Input records
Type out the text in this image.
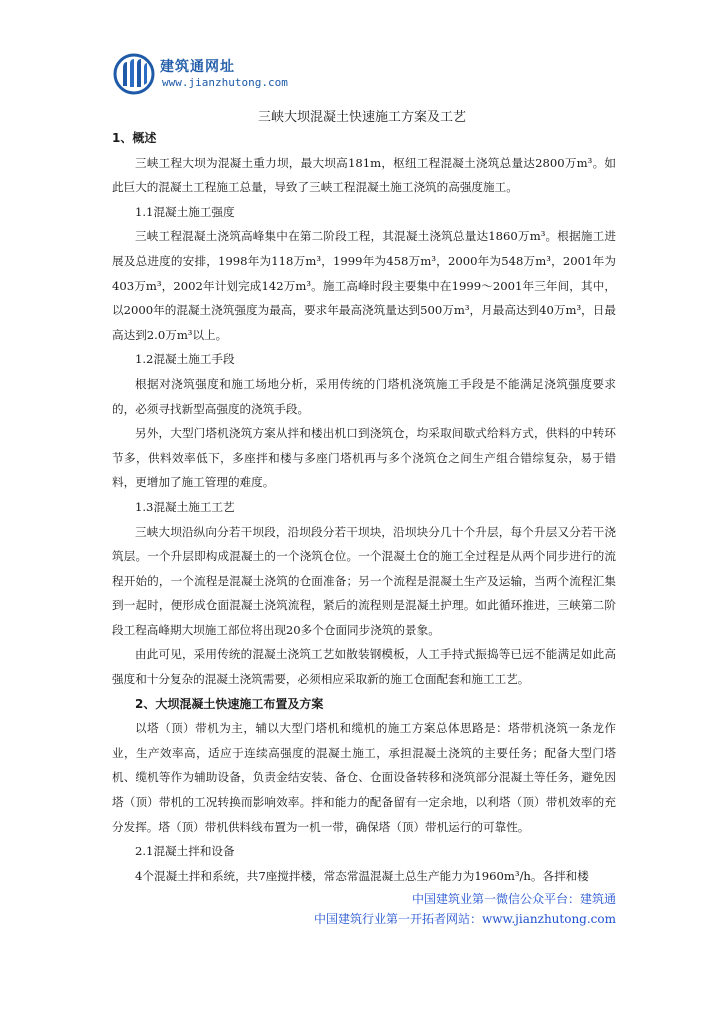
建筑通网址
www.jianzhutong.com
三峡大坝混凝土快速施工方案及工艺

1、概述

三峡工程大坝为混凝土重力坝，最大坝高181m，枢纽工程混凝土浇筑总量达2800万m³。如此巨大的混凝土工程施工总量，导致了三峡工程混凝土施工浇筑的高强度施工。

1.1混凝土施工强度

三峡工程混凝土浇筑高峰集中在第二阶段工程，其混凝土浇筑总量达1860万m³。根据施工进展及总进度的安排，1998年为118万m³，1999年为458万m³，2000年为548万m³，2001年为403万m³，2002年计划完成142万m³。施工高峰时段主要集中在1999～2001年三年间，其中，以2000年的混凝土浇筑强度为最高，要求年最高浇筑量达到500万m³，月最高达到40万m³，日最高达到2.0万m³以上。

1.2混凝土施工手段

根据对浇筑强度和施工场地分析，采用传统的门塔机浇筑施工手段是不能满足浇筑强度要求的，必须寻找新型高强度的浇筑手段。

另外，大型门塔机浇筑方案从拌和楼出机口到浇筑仓，均采取间歇式给料方式，供料的中转环节多，供料效率低下，多座拌和楼与多座门塔机再与多个浇筑仓之间生产组合错综复杂，易于错料，更增加了施工管理的难度。

1.3混凝土施工工艺

三峡大坝沿纵向分若干坝段，沿坝段分若干坝块，沿坝块分几十个升层，每个升层又分若干浇筑层。一个升层即构成混凝土的一个浇筑仓位。一个混凝土仓的施工全过程是从两个同步进行的流程开始的，一个流程是混凝土浇筑的仓面准备；另一个流程是混凝土生产及运输，当两个流程汇集到一起时，便形成仓面混凝土浇筑流程，紧后的流程则是混凝土护理。如此循环推进，三峡第二阶段工程高峰期大坝施工部位将出现20多个仓面同步浇筑的景象。

由此可见，采用传统的混凝土浇筑工艺如散装钢模板，人工手持式振捣等已远不能满足如此高强度和十分复杂的混凝土浇筑需要，必须相应采取新的施工仓面配套和施工工艺。

2、大坝混凝土快速施工布置及方案

以塔（顶）带机为主，辅以大型门塔机和缆机的施工方案总体思路是：塔带机浇筑一条龙作业，生产效率高，适应于连续高强度的混凝土施工，承担混凝土浇筑的主要任务；配备大型门塔机、缆机等作为辅助设备，负责金结安装、备仓、仓面设备转移和浇筑部分混凝土等任务，避免因塔（顶）带机的工况转换而影响效率。拌和能力的配备留有一定余地，以利塔（顶）带机效率的充分发挥。塔（顶）带机供料线布置为一机一带，确保塔（顶）带机运行的可靠性。

2.1混凝土拌和设备

4个混凝土拌和系统，共7座搅拌楼，常态常温混凝土总生产能力为1960m³/h。各拌和楼

中国建筑业第一微信公众平台：建筑通
中国建筑行业第一开拓者网站：www.jianzhutong.com
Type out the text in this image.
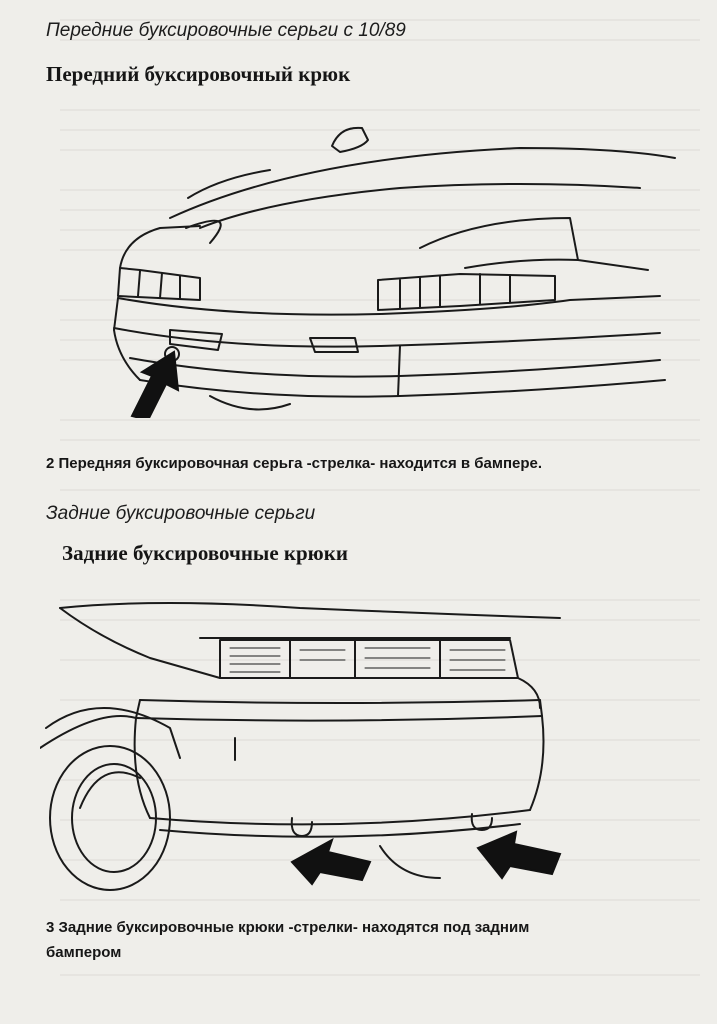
Передние буксировочные серьги с 10/89
Передний буксировочный крюк
2 Передняя буксировочная серьга -стрелка- находится в бампере.
Задние буксировочные серьги
Задние буксировочные крюки
3 Задние буксировочные крюки -стрелки- находятся под задним
бампером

Given instruction
Count the lines in the records above that contain the word "jianzhutong", and reply with only that number.

Exercise response
2